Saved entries
..............................
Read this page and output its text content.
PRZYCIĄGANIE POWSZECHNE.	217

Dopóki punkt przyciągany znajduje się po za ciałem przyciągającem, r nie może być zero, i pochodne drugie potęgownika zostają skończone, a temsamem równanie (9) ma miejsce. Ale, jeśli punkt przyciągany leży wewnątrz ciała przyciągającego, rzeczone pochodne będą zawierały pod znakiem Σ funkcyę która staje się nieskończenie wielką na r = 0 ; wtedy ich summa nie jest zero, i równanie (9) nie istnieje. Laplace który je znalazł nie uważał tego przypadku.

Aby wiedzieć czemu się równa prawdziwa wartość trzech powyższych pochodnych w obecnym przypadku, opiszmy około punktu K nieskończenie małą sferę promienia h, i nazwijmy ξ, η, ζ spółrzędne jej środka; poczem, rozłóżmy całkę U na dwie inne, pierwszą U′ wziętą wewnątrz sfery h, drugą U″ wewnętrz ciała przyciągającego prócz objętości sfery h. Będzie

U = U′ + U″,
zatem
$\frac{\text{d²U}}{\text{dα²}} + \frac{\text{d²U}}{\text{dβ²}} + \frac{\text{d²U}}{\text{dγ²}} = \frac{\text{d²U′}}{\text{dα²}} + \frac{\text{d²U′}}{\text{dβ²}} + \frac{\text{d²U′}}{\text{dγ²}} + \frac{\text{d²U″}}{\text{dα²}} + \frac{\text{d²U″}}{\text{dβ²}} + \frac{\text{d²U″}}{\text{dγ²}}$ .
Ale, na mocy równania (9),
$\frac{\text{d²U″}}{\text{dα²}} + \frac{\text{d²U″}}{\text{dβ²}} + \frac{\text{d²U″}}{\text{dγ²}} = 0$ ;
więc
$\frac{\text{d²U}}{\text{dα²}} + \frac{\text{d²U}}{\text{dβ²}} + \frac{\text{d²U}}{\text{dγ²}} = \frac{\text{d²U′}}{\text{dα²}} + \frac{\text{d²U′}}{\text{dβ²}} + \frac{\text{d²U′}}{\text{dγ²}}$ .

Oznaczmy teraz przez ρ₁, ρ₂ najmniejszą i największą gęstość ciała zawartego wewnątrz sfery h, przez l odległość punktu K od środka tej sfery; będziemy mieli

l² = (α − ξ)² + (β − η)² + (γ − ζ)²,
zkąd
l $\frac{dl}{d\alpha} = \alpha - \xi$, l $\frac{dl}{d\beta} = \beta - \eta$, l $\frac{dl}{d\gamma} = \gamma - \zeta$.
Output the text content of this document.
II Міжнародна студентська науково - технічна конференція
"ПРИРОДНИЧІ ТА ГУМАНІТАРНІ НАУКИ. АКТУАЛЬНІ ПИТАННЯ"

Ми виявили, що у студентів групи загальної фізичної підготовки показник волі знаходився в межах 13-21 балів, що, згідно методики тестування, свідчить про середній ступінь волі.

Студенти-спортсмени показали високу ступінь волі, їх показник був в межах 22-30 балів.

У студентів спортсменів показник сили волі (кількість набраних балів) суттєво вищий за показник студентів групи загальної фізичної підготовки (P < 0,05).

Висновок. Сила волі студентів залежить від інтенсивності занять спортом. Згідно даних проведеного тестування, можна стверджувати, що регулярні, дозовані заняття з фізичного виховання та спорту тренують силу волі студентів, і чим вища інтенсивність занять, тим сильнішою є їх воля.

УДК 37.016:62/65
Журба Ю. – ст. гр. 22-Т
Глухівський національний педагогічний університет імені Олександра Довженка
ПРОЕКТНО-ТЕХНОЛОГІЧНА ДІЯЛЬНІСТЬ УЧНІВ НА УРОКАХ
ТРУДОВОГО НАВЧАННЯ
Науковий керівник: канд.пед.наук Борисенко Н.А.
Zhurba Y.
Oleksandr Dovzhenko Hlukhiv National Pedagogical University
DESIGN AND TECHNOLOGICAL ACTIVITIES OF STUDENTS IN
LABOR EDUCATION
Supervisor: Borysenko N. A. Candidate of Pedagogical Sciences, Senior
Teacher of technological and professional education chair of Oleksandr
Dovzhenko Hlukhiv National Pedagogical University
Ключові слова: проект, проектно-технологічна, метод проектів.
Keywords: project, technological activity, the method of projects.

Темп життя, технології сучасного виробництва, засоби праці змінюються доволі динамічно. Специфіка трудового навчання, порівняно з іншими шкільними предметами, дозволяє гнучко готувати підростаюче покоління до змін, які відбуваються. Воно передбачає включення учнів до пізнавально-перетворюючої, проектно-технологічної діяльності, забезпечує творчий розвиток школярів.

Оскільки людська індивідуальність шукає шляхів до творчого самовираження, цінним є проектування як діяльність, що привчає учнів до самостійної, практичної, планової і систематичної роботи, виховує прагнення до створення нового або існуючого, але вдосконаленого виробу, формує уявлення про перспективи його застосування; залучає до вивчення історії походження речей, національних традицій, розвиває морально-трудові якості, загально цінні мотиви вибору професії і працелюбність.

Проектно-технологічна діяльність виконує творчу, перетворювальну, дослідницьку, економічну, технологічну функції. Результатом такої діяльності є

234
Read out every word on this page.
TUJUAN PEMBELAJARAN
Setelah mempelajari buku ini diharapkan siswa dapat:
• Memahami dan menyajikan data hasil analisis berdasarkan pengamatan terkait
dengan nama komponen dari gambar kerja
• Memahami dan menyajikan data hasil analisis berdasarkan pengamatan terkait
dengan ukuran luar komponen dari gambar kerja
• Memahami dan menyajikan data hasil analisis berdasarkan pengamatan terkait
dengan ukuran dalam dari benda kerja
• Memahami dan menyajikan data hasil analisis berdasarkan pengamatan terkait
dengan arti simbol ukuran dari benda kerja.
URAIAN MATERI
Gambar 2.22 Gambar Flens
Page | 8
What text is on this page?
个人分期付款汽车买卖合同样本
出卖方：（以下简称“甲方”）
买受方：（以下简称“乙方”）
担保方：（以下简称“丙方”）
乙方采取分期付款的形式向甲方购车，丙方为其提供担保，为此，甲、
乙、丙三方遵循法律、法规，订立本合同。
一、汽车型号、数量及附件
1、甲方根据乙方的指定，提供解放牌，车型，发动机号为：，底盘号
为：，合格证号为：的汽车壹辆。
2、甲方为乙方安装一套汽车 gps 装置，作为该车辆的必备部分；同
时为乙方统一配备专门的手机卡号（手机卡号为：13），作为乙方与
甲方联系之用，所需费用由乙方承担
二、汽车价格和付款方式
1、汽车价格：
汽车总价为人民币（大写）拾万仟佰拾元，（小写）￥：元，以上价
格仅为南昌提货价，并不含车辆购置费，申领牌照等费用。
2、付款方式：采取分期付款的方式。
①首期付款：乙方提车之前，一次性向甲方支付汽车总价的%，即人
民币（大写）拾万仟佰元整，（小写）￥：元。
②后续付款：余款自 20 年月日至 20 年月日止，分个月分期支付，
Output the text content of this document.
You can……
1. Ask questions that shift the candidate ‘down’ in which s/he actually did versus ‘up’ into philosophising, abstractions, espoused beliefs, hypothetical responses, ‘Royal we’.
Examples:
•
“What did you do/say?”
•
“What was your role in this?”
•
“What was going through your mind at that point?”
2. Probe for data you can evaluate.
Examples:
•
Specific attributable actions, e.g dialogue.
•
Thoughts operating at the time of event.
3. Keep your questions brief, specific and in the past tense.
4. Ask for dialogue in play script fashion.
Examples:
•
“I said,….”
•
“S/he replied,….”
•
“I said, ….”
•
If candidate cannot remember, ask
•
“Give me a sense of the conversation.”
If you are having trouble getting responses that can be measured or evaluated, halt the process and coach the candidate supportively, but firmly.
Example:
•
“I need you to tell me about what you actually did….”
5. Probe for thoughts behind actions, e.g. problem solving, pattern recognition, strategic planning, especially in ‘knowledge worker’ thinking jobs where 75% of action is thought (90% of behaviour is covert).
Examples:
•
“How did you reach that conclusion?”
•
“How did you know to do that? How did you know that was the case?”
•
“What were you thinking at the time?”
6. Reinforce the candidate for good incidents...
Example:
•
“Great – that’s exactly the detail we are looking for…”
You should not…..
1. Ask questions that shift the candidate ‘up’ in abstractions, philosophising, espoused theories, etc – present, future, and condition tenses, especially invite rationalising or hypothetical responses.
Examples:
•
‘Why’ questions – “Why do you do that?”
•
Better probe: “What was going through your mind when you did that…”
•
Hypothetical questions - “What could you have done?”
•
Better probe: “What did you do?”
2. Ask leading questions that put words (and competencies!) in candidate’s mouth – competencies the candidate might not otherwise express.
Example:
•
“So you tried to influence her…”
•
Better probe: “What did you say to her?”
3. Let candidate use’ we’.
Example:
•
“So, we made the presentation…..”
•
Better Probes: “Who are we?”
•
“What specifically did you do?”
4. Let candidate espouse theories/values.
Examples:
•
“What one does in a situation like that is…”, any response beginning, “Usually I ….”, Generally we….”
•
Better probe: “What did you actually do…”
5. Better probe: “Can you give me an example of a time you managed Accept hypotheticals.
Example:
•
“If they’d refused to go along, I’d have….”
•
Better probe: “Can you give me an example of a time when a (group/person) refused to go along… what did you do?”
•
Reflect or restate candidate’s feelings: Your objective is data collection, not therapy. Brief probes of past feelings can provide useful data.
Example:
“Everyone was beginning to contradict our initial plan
..............................
* STATED PROBLEM
Search the records for the word "beginning". Copy every line that has it.

* COMPLETE RESPONSE
“What one does in a situation like that is…”, any response beginning, “Usually I ….”, Generally we….”
“Everyone was beginning to contradict our initial plan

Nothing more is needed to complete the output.